* Set task *
Identify all lines in the listing that include the word "Grad", and copy them out.
** Start **
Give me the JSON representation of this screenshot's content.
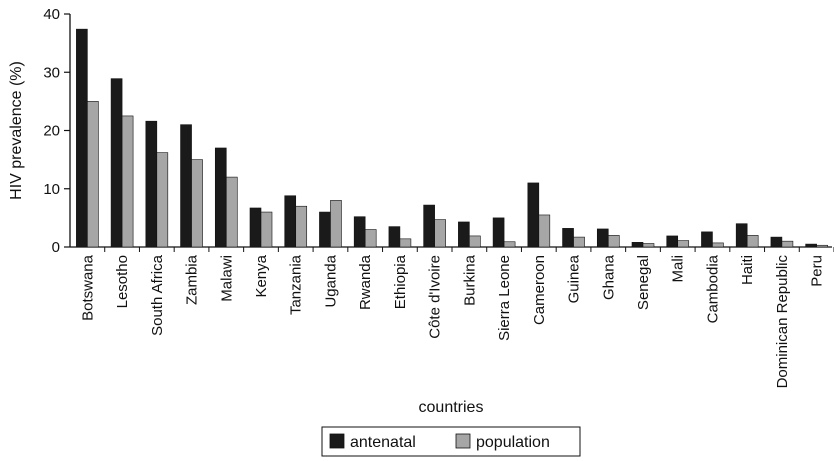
{
  "chart_data": {
    "type": "bar",
    "xlabel": "countries",
    "ylabel": "HIV prevalence (%)",
    "ylim": [
      0,
      40
    ],
    "yticks": [
      0,
      10,
      20,
      30,
      40
    ],
    "grid": false,
    "legend_position": "bottom-center",
    "categories": [
      "Botswana",
      "Lesotho",
      "South Africa",
      "Zambia",
      "Malawi",
      "Kenya",
      "Tanzania",
      "Uganda",
      "Rwanda",
      "Ethiopia",
      "Côte d'Ivoire",
      "Burkina",
      "Sierra Leone",
      "Cameroon",
      "Guinea",
      "Ghana",
      "Senegal",
      "Mali",
      "Cambodia",
      "Haiti",
      "Dominican Republic",
      "Peru"
    ],
    "series": [
      {
        "name": "antenatal",
        "color": "#1a1a1a",
        "values": [
          37.4,
          28.9,
          21.6,
          21.0,
          17.0,
          6.7,
          8.8,
          6.0,
          5.2,
          3.5,
          7.2,
          4.3,
          5.0,
          11.0,
          3.2,
          3.1,
          0.8,
          1.9,
          2.6,
          4.0,
          1.7,
          0.5
        ]
      },
      {
        "name": "population",
        "color": "#a6a6a6",
        "values": [
          25.0,
          22.5,
          16.2,
          15.0,
          12.0,
          6.0,
          7.0,
          8.0,
          3.0,
          1.4,
          4.7,
          1.9,
          0.9,
          5.5,
          1.7,
          2.0,
          0.6,
          1.1,
          0.7,
          2.0,
          1.0,
          0.3
        ]
      }
    ]
  }
}
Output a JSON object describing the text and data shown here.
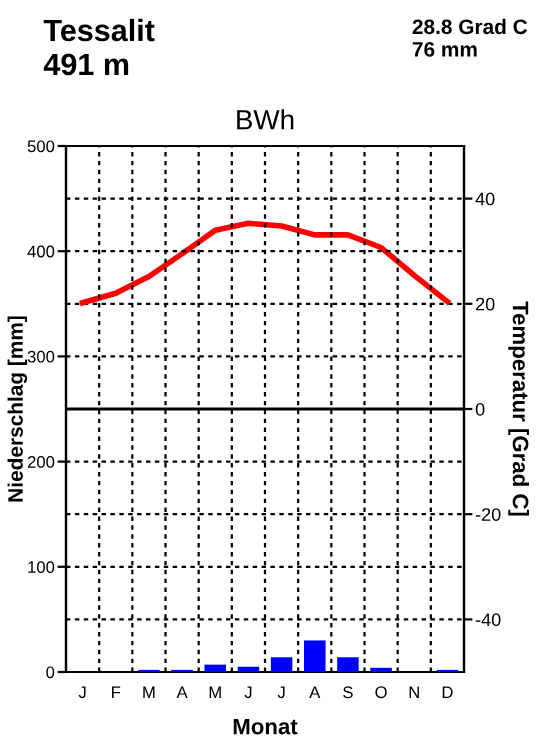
{
  "chart_data": {
    "type": "bar",
    "title": "BWh",
    "xlabel": "Monat",
    "ylabel": "Niederschlag [mm]",
    "y2label": "Temperatur [Grad C]",
    "annotations": [
      "Tessalit",
      "491 m",
      "28.8 Grad C",
      "76 mm"
    ],
    "categories": [
      "J",
      "F",
      "M",
      "A",
      "M",
      "J",
      "J",
      "A",
      "S",
      "O",
      "N",
      "D"
    ],
    "series": [
      {
        "color": "#0000ff",
        "values": [
          0,
          0,
          2,
          2,
          7,
          5,
          14,
          30,
          14,
          4,
          0,
          2
        ]
      },
      {
        "type": "line",
        "axis": "y2",
        "color": "#ff0000",
        "values": [
          20.2,
          22,
          25.2,
          29.5,
          34,
          35.3,
          34.8,
          33.1,
          33.1,
          30.7,
          25.4,
          20.4
        ]
      }
    ],
    "ylim": [
      0,
      500
    ],
    "yticks": [
      0,
      100,
      200,
      300,
      400,
      500
    ],
    "y2lim": [
      -50,
      50
    ],
    "y2ticks": [
      {
        "value": -40,
        "label": "-40"
      },
      {
        "value": -20,
        "label": "-20"
      },
      0,
      20,
      40
    ],
    "ref_lines": [
      {
        "axis": "y2",
        "value": 0,
        "color": "#000000",
        "line_style": "solid"
      }
    ],
    "grid": true,
    "legend": false,
    "marker": "none",
    "line_style": "solid"
  }
}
** End **
* Answer to this problem *
    "y2label": "Temperatur [Grad C]",
      "28.8 Grad C",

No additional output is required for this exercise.